Task to complete: Write out the material below word for word, leaving out the picture.

--- START OF Entries supplied ---

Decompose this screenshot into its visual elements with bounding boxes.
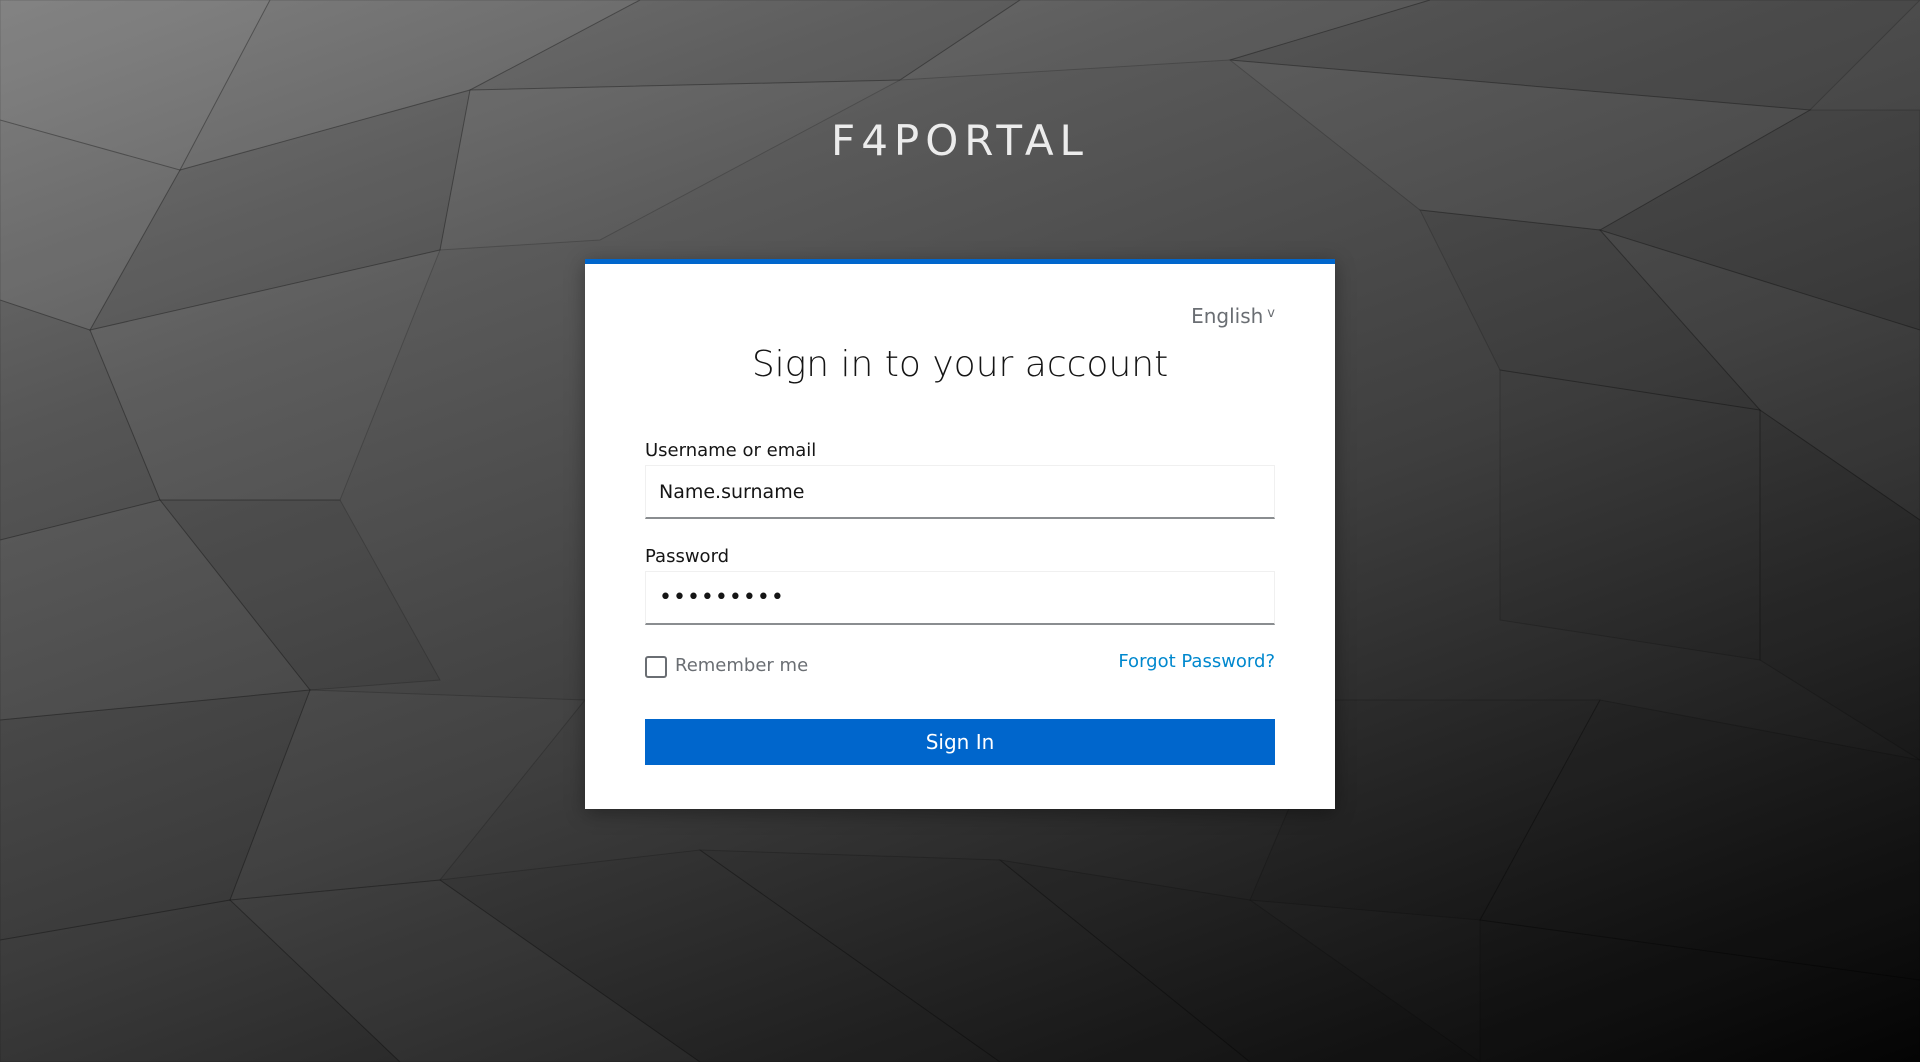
remember-me-label: Remember me [675,654,809,676]
remember-me-checkbox[interactable] [645,656,667,678]
page-title: Sign in to your account [751,344,1169,385]
chevron-down-icon: v [1267,306,1275,321]
language-label: English [1191,304,1264,328]
language-selector[interactable]: English v [1191,304,1275,328]
username-field[interactable] [645,465,1275,519]
login-card: English v Sign in to your account Usernam… [585,259,1335,809]
password-label: Password [645,546,730,567]
password-field[interactable] [645,571,1275,625]
remember-me-option[interactable]: Remember me [645,652,808,678]
sign-in-button[interactable]: Sign In [645,719,1275,765]
brand-title: F4PORTAL [831,116,1089,165]
forgot-password-link[interactable]: Forgot Password? [1118,651,1275,672]
username-label: Username or email [645,440,817,461]
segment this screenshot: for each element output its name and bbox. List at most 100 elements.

--- END OF Entries supplied ---

Result for this task:
Decompose this screenshot into its visual elements with bounding boxes.
remember-me-label: Remember me [675,654,809,676]
remember-me-checkbox[interactable] [645,656,667,678]
page-title: Sign in to your account [751,344,1169,385]
chevron-down-icon: v [1267,306,1275,321]
language-label: English [1191,304,1264,328]
language-selector[interactable]: English v [1191,304,1275,328]
username-field[interactable] [645,465,1275,519]
login-card: English v Sign in to your account Usernam… [585,259,1335,809]
password-label: Password [645,546,730,567]
password-field[interactable] [645,571,1275,625]
remember-me-option[interactable]: Remember me [645,652,808,678]
sign-in-button[interactable]: Sign In [645,719,1275,765]
brand-title: F4PORTAL [831,116,1089,165]
forgot-password-link[interactable]: Forgot Password? [1118,651,1275,672]
username-label: Username or email [645,440,817,461]
segment this screenshot: for each element output its name and bbox. List at most 100 elements.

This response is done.